● **Exercise brief**: Find and return each line containing "Maya".

● **Available records**:
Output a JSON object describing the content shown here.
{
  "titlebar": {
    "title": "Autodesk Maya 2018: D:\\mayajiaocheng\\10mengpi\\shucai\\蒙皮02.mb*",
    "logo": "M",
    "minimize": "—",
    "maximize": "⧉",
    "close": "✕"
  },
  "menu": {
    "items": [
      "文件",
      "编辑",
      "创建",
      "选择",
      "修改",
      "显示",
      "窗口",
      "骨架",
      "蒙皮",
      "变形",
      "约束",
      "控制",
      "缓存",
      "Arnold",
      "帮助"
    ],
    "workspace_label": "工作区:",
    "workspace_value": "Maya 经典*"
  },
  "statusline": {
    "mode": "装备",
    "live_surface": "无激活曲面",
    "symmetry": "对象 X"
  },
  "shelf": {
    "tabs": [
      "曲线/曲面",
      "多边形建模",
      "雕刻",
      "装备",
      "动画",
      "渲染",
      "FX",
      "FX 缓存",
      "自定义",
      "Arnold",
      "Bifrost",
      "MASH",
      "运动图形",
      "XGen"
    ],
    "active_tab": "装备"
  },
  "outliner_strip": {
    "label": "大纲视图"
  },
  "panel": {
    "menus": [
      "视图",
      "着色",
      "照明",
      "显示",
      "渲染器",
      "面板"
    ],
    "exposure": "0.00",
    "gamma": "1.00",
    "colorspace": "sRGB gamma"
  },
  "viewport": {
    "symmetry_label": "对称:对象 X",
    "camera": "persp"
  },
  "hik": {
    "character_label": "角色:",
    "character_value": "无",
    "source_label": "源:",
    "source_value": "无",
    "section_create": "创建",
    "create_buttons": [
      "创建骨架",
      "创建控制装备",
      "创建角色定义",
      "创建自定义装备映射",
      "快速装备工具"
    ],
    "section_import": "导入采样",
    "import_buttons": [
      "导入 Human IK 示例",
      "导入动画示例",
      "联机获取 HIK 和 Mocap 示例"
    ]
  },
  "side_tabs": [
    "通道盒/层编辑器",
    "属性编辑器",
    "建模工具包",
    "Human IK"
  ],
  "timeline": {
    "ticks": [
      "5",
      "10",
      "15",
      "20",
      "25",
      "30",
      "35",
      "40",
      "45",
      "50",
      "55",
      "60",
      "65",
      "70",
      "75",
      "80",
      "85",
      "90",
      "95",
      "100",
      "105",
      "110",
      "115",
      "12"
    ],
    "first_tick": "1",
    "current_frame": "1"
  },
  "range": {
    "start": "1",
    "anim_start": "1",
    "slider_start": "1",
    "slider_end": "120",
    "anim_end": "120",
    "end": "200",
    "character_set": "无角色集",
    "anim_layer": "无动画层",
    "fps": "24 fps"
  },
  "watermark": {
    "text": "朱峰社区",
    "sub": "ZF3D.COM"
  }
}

● **Output for this task**:
    "title": "Autodesk Maya 2018: D:\\mayajiaocheng\\10mengpi\\shucai\\蒙皮02.mb*",
    "workspace_value": "Maya 经典*"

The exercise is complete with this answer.